(Figure contents as structured data)
________________
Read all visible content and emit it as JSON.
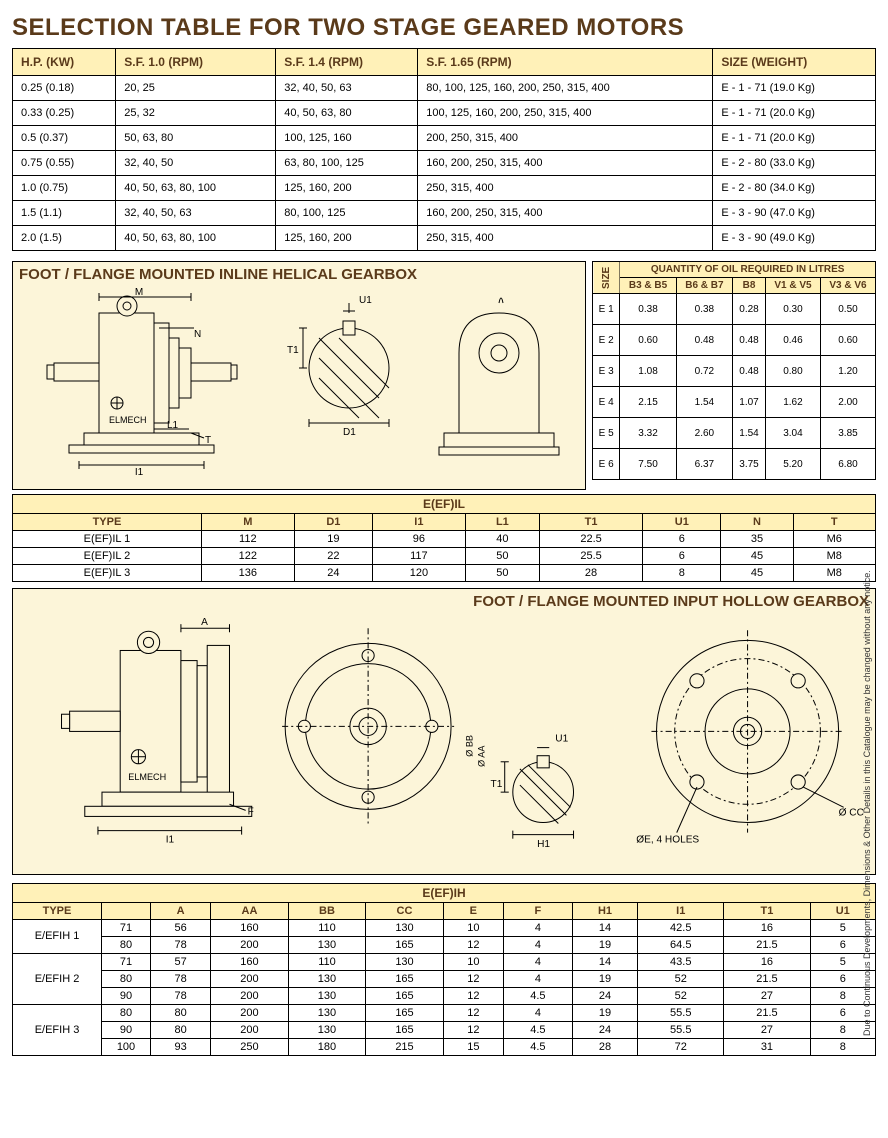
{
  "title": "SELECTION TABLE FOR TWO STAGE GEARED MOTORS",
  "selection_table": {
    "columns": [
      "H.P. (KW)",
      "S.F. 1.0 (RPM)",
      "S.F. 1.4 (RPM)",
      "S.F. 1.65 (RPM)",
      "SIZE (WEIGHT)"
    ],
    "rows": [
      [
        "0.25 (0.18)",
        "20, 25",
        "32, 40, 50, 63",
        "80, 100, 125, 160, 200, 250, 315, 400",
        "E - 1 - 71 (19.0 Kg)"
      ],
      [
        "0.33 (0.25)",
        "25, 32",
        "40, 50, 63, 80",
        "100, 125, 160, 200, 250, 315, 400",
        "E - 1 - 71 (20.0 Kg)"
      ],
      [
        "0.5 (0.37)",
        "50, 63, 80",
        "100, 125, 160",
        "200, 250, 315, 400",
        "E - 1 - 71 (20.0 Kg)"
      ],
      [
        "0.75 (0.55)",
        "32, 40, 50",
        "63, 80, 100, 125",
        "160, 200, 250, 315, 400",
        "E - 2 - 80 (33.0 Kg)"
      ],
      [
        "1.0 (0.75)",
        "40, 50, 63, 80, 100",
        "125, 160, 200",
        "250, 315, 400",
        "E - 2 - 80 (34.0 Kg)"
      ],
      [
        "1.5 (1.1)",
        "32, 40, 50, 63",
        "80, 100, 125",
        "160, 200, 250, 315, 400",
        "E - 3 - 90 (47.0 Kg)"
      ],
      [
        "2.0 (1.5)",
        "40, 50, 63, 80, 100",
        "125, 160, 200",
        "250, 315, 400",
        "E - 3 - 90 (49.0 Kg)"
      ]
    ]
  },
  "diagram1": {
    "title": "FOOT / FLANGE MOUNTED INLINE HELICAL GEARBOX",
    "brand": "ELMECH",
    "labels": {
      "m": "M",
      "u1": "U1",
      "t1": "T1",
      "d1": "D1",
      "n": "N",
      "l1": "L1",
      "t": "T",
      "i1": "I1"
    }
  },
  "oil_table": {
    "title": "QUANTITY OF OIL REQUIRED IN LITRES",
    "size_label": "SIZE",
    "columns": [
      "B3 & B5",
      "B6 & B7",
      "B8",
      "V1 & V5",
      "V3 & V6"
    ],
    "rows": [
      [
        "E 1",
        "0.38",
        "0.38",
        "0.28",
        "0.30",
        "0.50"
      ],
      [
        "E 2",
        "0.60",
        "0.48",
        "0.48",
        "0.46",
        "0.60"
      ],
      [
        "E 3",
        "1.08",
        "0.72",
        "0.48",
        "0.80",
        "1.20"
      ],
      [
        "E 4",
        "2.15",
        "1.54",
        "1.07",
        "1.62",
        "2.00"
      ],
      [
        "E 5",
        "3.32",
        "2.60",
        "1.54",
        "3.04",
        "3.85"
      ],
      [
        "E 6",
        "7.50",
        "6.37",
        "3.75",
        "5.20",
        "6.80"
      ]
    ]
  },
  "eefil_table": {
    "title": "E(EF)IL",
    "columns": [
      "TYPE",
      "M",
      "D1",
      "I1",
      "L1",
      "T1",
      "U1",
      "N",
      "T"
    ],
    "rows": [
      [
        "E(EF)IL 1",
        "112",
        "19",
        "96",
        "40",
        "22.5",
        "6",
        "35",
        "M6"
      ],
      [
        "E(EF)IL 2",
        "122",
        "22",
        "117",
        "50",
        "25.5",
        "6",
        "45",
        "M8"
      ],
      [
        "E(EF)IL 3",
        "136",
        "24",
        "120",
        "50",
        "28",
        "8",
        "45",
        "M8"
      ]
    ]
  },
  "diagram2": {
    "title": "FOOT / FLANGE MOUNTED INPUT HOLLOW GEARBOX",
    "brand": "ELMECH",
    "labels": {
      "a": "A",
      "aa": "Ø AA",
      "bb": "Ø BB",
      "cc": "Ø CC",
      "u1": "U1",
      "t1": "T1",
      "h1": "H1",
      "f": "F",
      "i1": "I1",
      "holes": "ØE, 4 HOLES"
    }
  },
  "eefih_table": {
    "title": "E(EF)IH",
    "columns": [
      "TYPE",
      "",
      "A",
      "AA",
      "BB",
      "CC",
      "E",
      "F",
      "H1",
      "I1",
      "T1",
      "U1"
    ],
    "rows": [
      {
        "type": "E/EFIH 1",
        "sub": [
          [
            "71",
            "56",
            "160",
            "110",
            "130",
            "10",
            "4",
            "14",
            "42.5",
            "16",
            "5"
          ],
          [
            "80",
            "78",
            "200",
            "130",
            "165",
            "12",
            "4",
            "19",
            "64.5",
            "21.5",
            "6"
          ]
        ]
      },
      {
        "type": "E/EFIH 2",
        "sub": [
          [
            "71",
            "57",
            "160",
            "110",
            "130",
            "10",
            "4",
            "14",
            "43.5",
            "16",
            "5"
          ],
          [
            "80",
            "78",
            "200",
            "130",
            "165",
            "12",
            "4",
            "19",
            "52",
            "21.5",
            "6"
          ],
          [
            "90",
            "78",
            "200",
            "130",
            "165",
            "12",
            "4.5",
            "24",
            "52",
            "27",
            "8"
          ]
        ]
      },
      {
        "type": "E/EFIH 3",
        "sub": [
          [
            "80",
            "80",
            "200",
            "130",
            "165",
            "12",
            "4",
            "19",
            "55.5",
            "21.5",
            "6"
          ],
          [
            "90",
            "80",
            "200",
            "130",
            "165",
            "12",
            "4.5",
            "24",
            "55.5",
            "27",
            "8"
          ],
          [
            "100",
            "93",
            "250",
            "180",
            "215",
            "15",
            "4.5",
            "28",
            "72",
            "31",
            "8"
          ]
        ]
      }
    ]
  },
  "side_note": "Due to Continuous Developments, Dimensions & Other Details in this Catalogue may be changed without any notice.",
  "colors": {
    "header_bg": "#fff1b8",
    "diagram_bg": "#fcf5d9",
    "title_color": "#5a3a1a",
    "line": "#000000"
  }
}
________________
Images must not appear in the copy; reproduce everything else in the records verbatim.

■ **Written response**
Read all visible content and emit it as JSON.
{
  "title": "SELECTION TABLE FOR TWO STAGE GEARED MOTORS",
  "selection_table": {
    "columns": [
      "H.P. (KW)",
      "S.F. 1.0 (RPM)",
      "S.F. 1.4 (RPM)",
      "S.F. 1.65 (RPM)",
      "SIZE (WEIGHT)"
    ],
    "rows": [
      [
        "0.25 (0.18)",
        "20, 25",
        "32, 40, 50, 63",
        "80, 100, 125, 160, 200, 250, 315, 400",
        "E - 1 - 71 (19.0 Kg)"
      ],
      [
        "0.33 (0.25)",
        "25, 32",
        "40, 50, 63, 80",
        "100, 125, 160, 200, 250, 315, 400",
        "E - 1 - 71 (20.0 Kg)"
      ],
      [
        "0.5 (0.37)",
        "50, 63, 80",
        "100, 125, 160",
        "200, 250, 315, 400",
        "E - 1 - 71 (20.0 Kg)"
      ],
      [
        "0.75 (0.55)",
        "32, 40, 50",
        "63, 80, 100, 125",
        "160, 200, 250, 315, 400",
        "E - 2 - 80 (33.0 Kg)"
      ],
      [
        "1.0 (0.75)",
        "40, 50, 63, 80, 100",
        "125, 160, 200",
        "250, 315, 400",
        "E - 2 - 80 (34.0 Kg)"
      ],
      [
        "1.5 (1.1)",
        "32, 40, 50, 63",
        "80, 100, 125",
        "160, 200, 250, 315, 400",
        "E - 3 - 90 (47.0 Kg)"
      ],
      [
        "2.0 (1.5)",
        "40, 50, 63, 80, 100",
        "125, 160, 200",
        "250, 315, 400",
        "E - 3 - 90 (49.0 Kg)"
      ]
    ]
  },
  "diagram1": {
    "title": "FOOT / FLANGE MOUNTED INLINE HELICAL GEARBOX",
    "brand": "ELMECH",
    "labels": {
      "m": "M",
      "u1": "U1",
      "t1": "T1",
      "d1": "D1",
      "n": "N",
      "l1": "L1",
      "t": "T",
      "i1": "I1"
    }
  },
  "oil_table": {
    "title": "QUANTITY OF OIL REQUIRED IN LITRES",
    "size_label": "SIZE",
    "columns": [
      "B3 & B5",
      "B6 & B7",
      "B8",
      "V1 & V5",
      "V3 & V6"
    ],
    "rows": [
      [
        "E 1",
        "0.38",
        "0.38",
        "0.28",
        "0.30",
        "0.50"
      ],
      [
        "E 2",
        "0.60",
        "0.48",
        "0.48",
        "0.46",
        "0.60"
      ],
      [
        "E 3",
        "1.08",
        "0.72",
        "0.48",
        "0.80",
        "1.20"
      ],
      [
        "E 4",
        "2.15",
        "1.54",
        "1.07",
        "1.62",
        "2.00"
      ],
      [
        "E 5",
        "3.32",
        "2.60",
        "1.54",
        "3.04",
        "3.85"
      ],
      [
        "E 6",
        "7.50",
        "6.37",
        "3.75",
        "5.20",
        "6.80"
      ]
    ]
  },
  "eefil_table": {
    "title": "E(EF)IL",
    "columns": [
      "TYPE",
      "M",
      "D1",
      "I1",
      "L1",
      "T1",
      "U1",
      "N",
      "T"
    ],
    "rows": [
      [
        "E(EF)IL 1",
        "112",
        "19",
        "96",
        "40",
        "22.5",
        "6",
        "35",
        "M6"
      ],
      [
        "E(EF)IL 2",
        "122",
        "22",
        "117",
        "50",
        "25.5",
        "6",
        "45",
        "M8"
      ],
      [
        "E(EF)IL 3",
        "136",
        "24",
        "120",
        "50",
        "28",
        "8",
        "45",
        "M8"
      ]
    ]
  },
  "diagram2": {
    "title": "FOOT / FLANGE MOUNTED INPUT HOLLOW GEARBOX",
    "brand": "ELMECH",
    "labels": {
      "a": "A",
      "aa": "Ø AA",
      "bb": "Ø BB",
      "cc": "Ø CC",
      "u1": "U1",
      "t1": "T1",
      "h1": "H1",
      "f": "F",
      "i1": "I1",
      "holes": "ØE, 4 HOLES"
    }
  },
  "eefih_table": {
    "title": "E(EF)IH",
    "columns": [
      "TYPE",
      "",
      "A",
      "AA",
      "BB",
      "CC",
      "E",
      "F",
      "H1",
      "I1",
      "T1",
      "U1"
    ],
    "rows": [
      {
        "type": "E/EFIH 1",
        "sub": [
          [
            "71",
            "56",
            "160",
            "110",
            "130",
            "10",
            "4",
            "14",
            "42.5",
            "16",
            "5"
          ],
          [
            "80",
            "78",
            "200",
            "130",
            "165",
            "12",
            "4",
            "19",
            "64.5",
            "21.5",
            "6"
          ]
        ]
      },
      {
        "type": "E/EFIH 2",
        "sub": [
          [
            "71",
            "57",
            "160",
            "110",
            "130",
            "10",
            "4",
            "14",
            "43.5",
            "16",
            "5"
          ],
          [
            "80",
            "78",
            "200",
            "130",
            "165",
            "12",
            "4",
            "19",
            "52",
            "21.5",
            "6"
          ],
          [
            "90",
            "78",
            "200",
            "130",
            "165",
            "12",
            "4.5",
            "24",
            "52",
            "27",
            "8"
          ]
        ]
      },
      {
        "type": "E/EFIH 3",
        "sub": [
          [
            "80",
            "80",
            "200",
            "130",
            "165",
            "12",
            "4",
            "19",
            "55.5",
            "21.5",
            "6"
          ],
          [
            "90",
            "80",
            "200",
            "130",
            "165",
            "12",
            "4.5",
            "24",
            "55.5",
            "27",
            "8"
          ],
          [
            "100",
            "93",
            "250",
            "180",
            "215",
            "15",
            "4.5",
            "28",
            "72",
            "31",
            "8"
          ]
        ]
      }
    ]
  },
  "side_note": "Due to Continuous Developments, Dimensions & Other Details in this Catalogue may be changed without any notice.",
  "colors": {
    "header_bg": "#fff1b8",
    "diagram_bg": "#fcf5d9",
    "title_color": "#5a3a1a",
    "line": "#000000"
  }
}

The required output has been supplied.